• _REQUIRED TASK_:
Gather, from the data below, each line in which the word "selection" occurs.

· · · ·

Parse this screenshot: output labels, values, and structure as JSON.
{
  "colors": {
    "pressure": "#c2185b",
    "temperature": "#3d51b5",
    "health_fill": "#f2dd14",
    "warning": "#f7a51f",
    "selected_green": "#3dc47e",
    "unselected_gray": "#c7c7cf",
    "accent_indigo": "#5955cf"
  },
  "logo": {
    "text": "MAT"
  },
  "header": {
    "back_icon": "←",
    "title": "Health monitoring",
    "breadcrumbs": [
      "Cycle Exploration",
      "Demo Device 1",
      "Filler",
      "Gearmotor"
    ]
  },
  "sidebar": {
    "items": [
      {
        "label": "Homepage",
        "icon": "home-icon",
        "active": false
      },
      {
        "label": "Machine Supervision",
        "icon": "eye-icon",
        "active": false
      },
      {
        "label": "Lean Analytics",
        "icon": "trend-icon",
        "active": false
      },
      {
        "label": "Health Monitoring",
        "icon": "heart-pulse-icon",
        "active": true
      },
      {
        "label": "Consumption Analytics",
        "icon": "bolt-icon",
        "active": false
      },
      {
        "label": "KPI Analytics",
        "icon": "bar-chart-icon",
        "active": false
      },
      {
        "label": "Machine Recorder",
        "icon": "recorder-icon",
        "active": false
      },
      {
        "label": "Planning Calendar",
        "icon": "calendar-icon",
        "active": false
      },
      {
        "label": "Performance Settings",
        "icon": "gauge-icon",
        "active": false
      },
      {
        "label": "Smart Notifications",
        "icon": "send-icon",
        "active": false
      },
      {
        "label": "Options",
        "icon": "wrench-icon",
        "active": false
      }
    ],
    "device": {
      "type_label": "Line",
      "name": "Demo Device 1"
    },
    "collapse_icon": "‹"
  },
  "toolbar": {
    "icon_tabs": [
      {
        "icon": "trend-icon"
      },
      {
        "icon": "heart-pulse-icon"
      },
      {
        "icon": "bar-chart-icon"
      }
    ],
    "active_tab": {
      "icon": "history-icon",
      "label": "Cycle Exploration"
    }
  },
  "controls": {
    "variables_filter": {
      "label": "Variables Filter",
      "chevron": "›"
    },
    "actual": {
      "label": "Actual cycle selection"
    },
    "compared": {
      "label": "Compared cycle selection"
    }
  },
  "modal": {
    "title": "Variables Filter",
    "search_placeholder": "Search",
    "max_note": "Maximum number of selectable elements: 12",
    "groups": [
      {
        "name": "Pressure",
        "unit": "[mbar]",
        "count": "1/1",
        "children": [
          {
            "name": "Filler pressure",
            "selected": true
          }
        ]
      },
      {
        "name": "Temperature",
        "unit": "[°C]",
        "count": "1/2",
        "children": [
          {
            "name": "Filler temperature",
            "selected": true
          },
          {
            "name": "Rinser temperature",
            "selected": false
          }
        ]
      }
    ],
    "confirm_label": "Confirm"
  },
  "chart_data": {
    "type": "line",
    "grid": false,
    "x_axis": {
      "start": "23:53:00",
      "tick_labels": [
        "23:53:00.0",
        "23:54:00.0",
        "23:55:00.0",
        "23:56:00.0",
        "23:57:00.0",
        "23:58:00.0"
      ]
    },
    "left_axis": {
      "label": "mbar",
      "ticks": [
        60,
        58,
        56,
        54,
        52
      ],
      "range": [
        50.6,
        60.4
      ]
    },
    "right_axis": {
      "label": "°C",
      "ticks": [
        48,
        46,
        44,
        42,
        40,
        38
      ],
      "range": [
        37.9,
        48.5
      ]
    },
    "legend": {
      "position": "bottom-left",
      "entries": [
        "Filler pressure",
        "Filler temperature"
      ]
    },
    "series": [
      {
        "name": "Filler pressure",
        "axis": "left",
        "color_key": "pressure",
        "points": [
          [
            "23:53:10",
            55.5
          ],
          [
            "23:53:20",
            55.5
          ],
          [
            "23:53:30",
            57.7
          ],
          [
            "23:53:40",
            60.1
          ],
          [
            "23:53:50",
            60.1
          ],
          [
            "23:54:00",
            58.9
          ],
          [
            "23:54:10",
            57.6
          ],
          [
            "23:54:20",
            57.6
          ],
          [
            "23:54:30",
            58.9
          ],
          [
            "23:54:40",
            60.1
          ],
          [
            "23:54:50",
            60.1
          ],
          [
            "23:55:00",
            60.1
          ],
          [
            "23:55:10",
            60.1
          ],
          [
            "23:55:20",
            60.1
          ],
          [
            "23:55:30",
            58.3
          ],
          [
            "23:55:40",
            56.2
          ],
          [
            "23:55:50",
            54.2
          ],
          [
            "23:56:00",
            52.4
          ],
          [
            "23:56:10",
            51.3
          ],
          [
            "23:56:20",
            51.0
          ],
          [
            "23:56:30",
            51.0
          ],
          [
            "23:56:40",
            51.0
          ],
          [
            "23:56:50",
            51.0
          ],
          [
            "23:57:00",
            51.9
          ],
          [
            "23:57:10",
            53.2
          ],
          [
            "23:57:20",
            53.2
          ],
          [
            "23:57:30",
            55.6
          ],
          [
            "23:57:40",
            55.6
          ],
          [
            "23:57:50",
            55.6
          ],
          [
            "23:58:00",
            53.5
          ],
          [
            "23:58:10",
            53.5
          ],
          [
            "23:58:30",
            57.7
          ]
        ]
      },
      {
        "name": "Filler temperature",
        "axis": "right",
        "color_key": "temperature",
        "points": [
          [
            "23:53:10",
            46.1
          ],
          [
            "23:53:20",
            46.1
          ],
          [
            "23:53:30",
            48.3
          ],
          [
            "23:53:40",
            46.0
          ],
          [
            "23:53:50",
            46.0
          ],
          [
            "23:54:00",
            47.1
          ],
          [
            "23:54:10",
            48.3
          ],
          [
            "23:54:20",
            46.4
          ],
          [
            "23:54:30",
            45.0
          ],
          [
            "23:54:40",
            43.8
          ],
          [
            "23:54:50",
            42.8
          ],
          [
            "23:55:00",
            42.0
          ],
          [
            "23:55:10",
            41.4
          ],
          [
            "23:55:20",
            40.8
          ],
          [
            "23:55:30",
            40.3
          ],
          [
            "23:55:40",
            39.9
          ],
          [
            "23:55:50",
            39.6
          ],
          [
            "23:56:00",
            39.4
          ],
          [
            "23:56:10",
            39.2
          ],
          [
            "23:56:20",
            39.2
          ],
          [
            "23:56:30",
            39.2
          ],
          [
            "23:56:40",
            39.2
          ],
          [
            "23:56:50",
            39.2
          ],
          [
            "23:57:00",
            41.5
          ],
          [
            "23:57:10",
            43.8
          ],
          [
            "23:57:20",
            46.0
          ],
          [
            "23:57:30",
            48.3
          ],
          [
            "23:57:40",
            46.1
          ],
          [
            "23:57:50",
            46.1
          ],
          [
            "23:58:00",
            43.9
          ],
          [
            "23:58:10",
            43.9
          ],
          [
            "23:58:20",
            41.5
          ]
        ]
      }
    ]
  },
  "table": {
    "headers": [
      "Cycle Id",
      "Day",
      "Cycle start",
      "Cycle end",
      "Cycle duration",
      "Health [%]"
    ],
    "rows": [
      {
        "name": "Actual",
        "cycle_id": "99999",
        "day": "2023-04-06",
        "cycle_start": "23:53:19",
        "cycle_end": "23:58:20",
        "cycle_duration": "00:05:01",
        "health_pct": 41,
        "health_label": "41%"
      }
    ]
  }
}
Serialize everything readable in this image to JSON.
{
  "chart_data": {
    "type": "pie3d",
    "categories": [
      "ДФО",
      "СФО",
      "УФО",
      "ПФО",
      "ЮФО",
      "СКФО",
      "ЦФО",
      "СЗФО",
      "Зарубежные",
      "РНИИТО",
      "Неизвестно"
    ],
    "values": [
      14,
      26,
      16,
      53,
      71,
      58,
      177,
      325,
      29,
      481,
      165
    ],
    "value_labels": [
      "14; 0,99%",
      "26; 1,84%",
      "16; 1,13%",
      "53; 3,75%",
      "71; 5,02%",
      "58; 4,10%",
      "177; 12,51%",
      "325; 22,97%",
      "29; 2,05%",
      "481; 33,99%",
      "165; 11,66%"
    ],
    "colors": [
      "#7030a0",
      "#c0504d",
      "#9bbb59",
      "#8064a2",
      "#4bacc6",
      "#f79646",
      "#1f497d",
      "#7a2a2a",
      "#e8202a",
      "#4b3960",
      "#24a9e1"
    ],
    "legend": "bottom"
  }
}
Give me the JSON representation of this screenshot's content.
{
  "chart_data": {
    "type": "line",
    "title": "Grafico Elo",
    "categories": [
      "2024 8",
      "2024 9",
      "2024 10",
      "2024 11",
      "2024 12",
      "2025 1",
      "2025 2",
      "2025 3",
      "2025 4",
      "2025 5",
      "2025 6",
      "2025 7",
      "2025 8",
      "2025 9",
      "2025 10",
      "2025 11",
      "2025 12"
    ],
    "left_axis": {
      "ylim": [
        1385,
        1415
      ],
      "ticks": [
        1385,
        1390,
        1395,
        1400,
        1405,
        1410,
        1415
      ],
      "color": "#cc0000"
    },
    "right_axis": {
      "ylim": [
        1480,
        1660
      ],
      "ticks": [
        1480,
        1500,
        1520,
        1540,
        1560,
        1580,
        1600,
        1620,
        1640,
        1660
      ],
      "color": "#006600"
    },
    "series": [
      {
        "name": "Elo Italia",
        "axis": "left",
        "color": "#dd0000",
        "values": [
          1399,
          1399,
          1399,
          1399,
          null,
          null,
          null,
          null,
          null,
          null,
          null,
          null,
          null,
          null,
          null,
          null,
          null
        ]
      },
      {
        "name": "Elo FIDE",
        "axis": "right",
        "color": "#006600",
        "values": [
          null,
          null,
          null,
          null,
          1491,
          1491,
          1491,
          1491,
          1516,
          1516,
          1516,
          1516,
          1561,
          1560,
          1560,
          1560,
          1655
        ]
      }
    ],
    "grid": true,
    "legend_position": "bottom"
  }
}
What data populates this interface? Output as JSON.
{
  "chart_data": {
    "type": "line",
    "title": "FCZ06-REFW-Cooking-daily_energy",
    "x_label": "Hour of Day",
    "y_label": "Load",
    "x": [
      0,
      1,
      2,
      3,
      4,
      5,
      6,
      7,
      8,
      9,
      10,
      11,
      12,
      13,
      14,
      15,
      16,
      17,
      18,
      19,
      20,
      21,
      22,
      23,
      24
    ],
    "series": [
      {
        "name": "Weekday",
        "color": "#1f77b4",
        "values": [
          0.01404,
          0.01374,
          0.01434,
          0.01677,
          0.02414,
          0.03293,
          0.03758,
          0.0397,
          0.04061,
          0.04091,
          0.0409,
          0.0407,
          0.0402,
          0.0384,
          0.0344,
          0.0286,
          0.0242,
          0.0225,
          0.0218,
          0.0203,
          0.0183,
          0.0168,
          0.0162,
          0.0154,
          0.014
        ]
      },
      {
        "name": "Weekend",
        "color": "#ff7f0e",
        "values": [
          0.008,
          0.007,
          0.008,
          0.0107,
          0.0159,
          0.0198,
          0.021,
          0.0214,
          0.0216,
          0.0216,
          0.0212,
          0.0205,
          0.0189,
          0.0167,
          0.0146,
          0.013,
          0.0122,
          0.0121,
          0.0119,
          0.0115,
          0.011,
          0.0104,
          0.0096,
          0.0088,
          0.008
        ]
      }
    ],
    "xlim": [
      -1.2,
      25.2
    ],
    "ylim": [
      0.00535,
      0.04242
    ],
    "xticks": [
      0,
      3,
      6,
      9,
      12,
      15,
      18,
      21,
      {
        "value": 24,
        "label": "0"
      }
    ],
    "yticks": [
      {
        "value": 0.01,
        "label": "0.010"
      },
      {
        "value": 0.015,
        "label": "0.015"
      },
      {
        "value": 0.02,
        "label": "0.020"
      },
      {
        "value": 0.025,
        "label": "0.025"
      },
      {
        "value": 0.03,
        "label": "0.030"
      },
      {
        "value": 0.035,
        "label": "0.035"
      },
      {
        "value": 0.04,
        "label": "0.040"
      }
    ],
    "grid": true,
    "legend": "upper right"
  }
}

· · · ·

• _SOLVED PROBLEM_:
      "label": "Actual cycle selection"
      "label": "Compared cycle selection"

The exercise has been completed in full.